-- START The data --

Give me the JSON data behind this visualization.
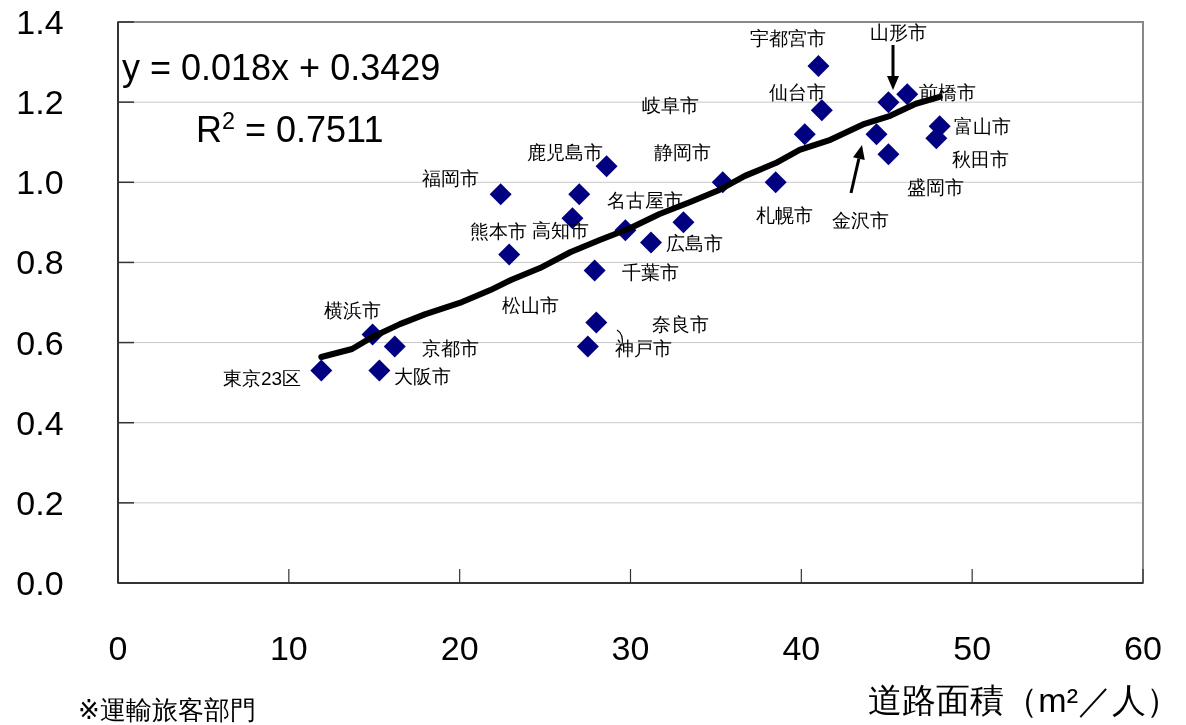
{
  "chart_data": {
    "type": "scatter",
    "xlabel": "道路面積（m²／人）",
    "xlim": [
      0,
      60
    ],
    "xticks": [
      0,
      10,
      20,
      30,
      40,
      50,
      60
    ],
    "ylim": [
      0,
      1.4
    ],
    "yticks": [
      {
        "value": 0,
        "label": "0.0"
      },
      {
        "value": 0.2,
        "label": "0.2"
      },
      {
        "value": 0.4,
        "label": "0.4"
      },
      {
        "value": 0.6,
        "label": "0.6"
      },
      {
        "value": 0.8,
        "label": "0.8"
      },
      {
        "value": 1.0,
        "label": "1.0"
      },
      {
        "value": 1.2,
        "label": "1.2"
      },
      {
        "value": 1.4,
        "label": "1.4"
      }
    ],
    "grid": "y",
    "series": [
      {
        "type": "scatter",
        "color": "#000080",
        "marker": "diamond",
        "x": [
          11.9,
          14.9,
          16.2,
          15.3,
          22.4,
          22.9,
          28.6,
          27.0,
          26.6,
          29.7,
          27.9,
          31.2,
          33.1,
          28.0,
          27.5,
          35.4,
          38.5,
          40.2,
          41.0,
          41.2,
          45.1,
          46.2,
          44.4,
          45.1,
          48.1,
          47.9
        ],
        "values": [
          0.53,
          0.62,
          0.59,
          0.53,
          0.97,
          0.82,
          1.04,
          0.97,
          0.91,
          0.88,
          0.78,
          0.85,
          0.9,
          0.65,
          0.59,
          1.0,
          1.0,
          1.12,
          1.29,
          1.18,
          1.2,
          1.22,
          1.12,
          1.07,
          1.14,
          1.11
        ]
      },
      {
        "type": "line",
        "color": "#000000",
        "marker": "none",
        "x": [
          11.9,
          13.7,
          14.9,
          16.5,
          18.0,
          20.0,
          21.8,
          23.0,
          24.7,
          26.5,
          28.2,
          30.0,
          31.7,
          33.5,
          35.2,
          36.7,
          38.5,
          39.9,
          41.7,
          43.7,
          45.2,
          46.7,
          48.1
        ],
        "values": [
          0.564,
          0.584,
          0.614,
          0.646,
          0.671,
          0.699,
          0.731,
          0.756,
          0.786,
          0.826,
          0.856,
          0.886,
          0.921,
          0.951,
          0.981,
          1.016,
          1.048,
          1.081,
          1.106,
          1.146,
          1.166,
          1.196,
          1.213
        ]
      }
    ],
    "annotations": [
      "y = 0.018x + 0.3429",
      "R$^{2}$ = 0.7511",
      "※運輸旅客部門",
      "東京23区",
      "横浜市",
      "京都市",
      "大阪市",
      "福岡市",
      "熊本市",
      "鹿児島市",
      "名古屋市",
      "高知市",
      "松山市",
      "千葉市",
      "広島市",
      "奈良市",
      "神戸市",
      "岐阜市",
      "静岡市",
      "札幌市",
      "宇都宮市",
      "仙台市",
      "山形市",
      "前橋市",
      "金沢市",
      "富山市",
      "秋田市",
      "盛岡市"
    ]
  }
}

-- END The data --

**Written instruction:** Retype every record above exactly as written, but leave out the pictures.

**The response:**
Give me the JSON data behind this visualization.
{
  "chart_data": {
    "type": "scatter",
    "xlabel": "道路面積（m²／人）",
    "xlim": [
      0,
      60
    ],
    "xticks": [
      0,
      10,
      20,
      30,
      40,
      50,
      60
    ],
    "ylim": [
      0,
      1.4
    ],
    "yticks": [
      {
        "value": 0,
        "label": "0.0"
      },
      {
        "value": 0.2,
        "label": "0.2"
      },
      {
        "value": 0.4,
        "label": "0.4"
      },
      {
        "value": 0.6,
        "label": "0.6"
      },
      {
        "value": 0.8,
        "label": "0.8"
      },
      {
        "value": 1.0,
        "label": "1.0"
      },
      {
        "value": 1.2,
        "label": "1.2"
      },
      {
        "value": 1.4,
        "label": "1.4"
      }
    ],
    "grid": "y",
    "series": [
      {
        "type": "scatter",
        "color": "#000080",
        "marker": "diamond",
        "x": [
          11.9,
          14.9,
          16.2,
          15.3,
          22.4,
          22.9,
          28.6,
          27.0,
          26.6,
          29.7,
          27.9,
          31.2,
          33.1,
          28.0,
          27.5,
          35.4,
          38.5,
          40.2,
          41.0,
          41.2,
          45.1,
          46.2,
          44.4,
          45.1,
          48.1,
          47.9
        ],
        "values": [
          0.53,
          0.62,
          0.59,
          0.53,
          0.97,
          0.82,
          1.04,
          0.97,
          0.91,
          0.88,
          0.78,
          0.85,
          0.9,
          0.65,
          0.59,
          1.0,
          1.0,
          1.12,
          1.29,
          1.18,
          1.2,
          1.22,
          1.12,
          1.07,
          1.14,
          1.11
        ]
      },
      {
        "type": "line",
        "color": "#000000",
        "marker": "none",
        "x": [
          11.9,
          13.7,
          14.9,
          16.5,
          18.0,
          20.0,
          21.8,
          23.0,
          24.7,
          26.5,
          28.2,
          30.0,
          31.7,
          33.5,
          35.2,
          36.7,
          38.5,
          39.9,
          41.7,
          43.7,
          45.2,
          46.7,
          48.1
        ],
        "values": [
          0.564,
          0.584,
          0.614,
          0.646,
          0.671,
          0.699,
          0.731,
          0.756,
          0.786,
          0.826,
          0.856,
          0.886,
          0.921,
          0.951,
          0.981,
          1.016,
          1.048,
          1.081,
          1.106,
          1.146,
          1.166,
          1.196,
          1.213
        ]
      }
    ],
    "annotations": [
      "y = 0.018x + 0.3429",
      "R$^{2}$ = 0.7511",
      "※運輸旅客部門",
      "東京23区",
      "横浜市",
      "京都市",
      "大阪市",
      "福岡市",
      "熊本市",
      "鹿児島市",
      "名古屋市",
      "高知市",
      "松山市",
      "千葉市",
      "広島市",
      "奈良市",
      "神戸市",
      "岐阜市",
      "静岡市",
      "札幌市",
      "宇都宮市",
      "仙台市",
      "山形市",
      "前橋市",
      "金沢市",
      "富山市",
      "秋田市",
      "盛岡市"
    ]
  }
}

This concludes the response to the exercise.